■ **Written request**
Report every line below that holds the word "电池工作时".

══ The data

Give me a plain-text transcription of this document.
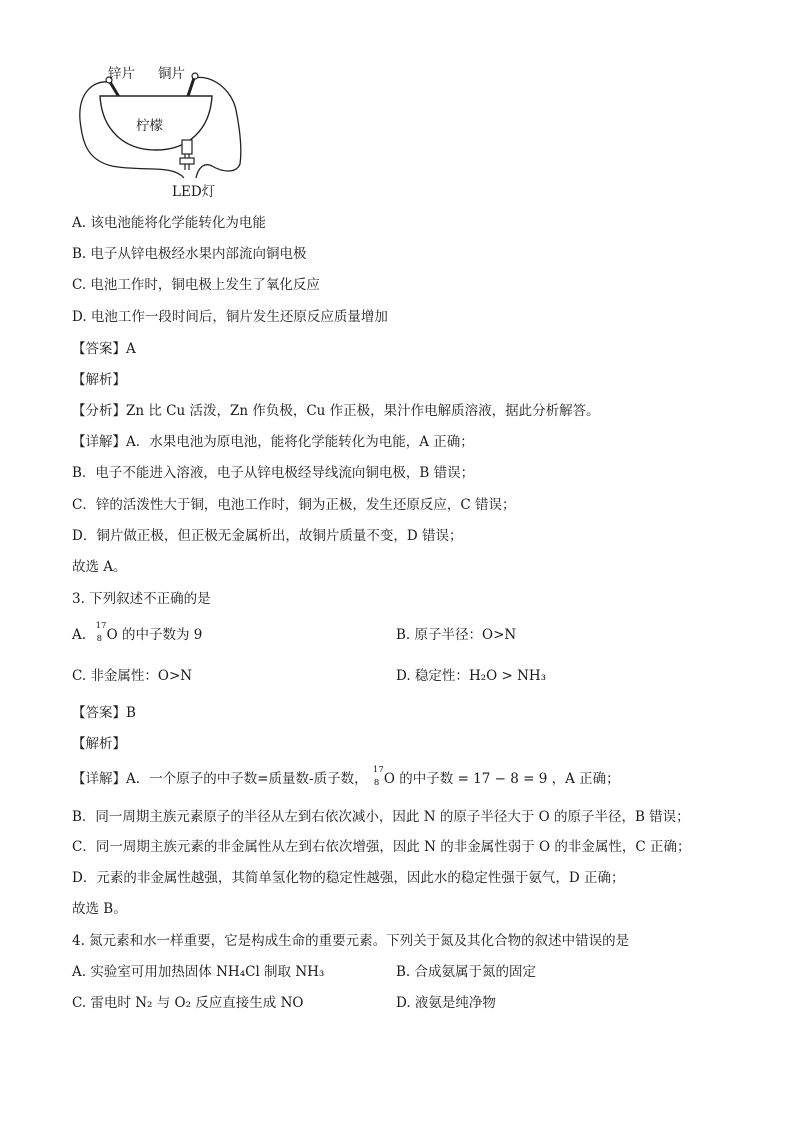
锌片 铜片
柠檬
LED灯
A. 该电池能将化学能转化为电能
B. 电子从锌电极经水果内部流向铜电极
C. 电池工作时，铜电极上发生了氧化反应
D. 电池工作一段时间后，铜片发生还原反应质量增加
【答案】A
【解析】
【分析】Zn 比 Cu 活泼，Zn 作负极，Cu 作正极，果汁作电解质溶液，据此分析解答。
【详解】A．水果电池为原电池，能将化学能转化为电能，A 正确；
B．电子不能进入溶液，电子从锌电极经导线流向铜电极，B 错误；
C．锌的活泼性大于铜，电池工作时，铜为正极，发生还原反应，C 错误；
D．铜片做正极，但正极无金属析出，故铜片质量不变，D 错误；
故选 A。
3. 下列叙述不正确的是
A.
17
8 O 的中子数为 9	B. 原子半径：O>N
C. 非金属性：O>N	D. 稳定性：H₂O > NH₃
【答案】B
【解析】
【详解】A．一个原子的中子数=质量数-质子数，
17
8 O 的中子数 = 17 − 8 = 9 ，A 正确；
B．同一周期主族元素原子的半径从左到右依次减小，因此 N 的原子半径大于 O 的原子半径，B 错误；
C．同一周期主族元素的非金属性从左到右依次增强，因此 N 的非金属性弱于 O 的非金属性，C 正确；
D．元素的非金属性越强，其简单氢化物的稳定性越强，因此水的稳定性强于氨气，D 正确；
故选 B。
4. 氮元素和水一样重要，它是构成生命的重要元素。下列关于氮及其化合物的叙述中错误的是
A. 实验室可用加热固体 NH₄Cl 制取 NH₃	B. 合成氨属于氮的固定
C. 雷电时 N₂ 与 O₂ 反应直接生成 NO	D. 液氨是纯净物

════

■ **Answer to this task**
C. 电池工作时，铜电极上发生了氧化反应
C．锌的活泼性大于铜，电池工作时，铜为正极，发生还原反应，C 错误；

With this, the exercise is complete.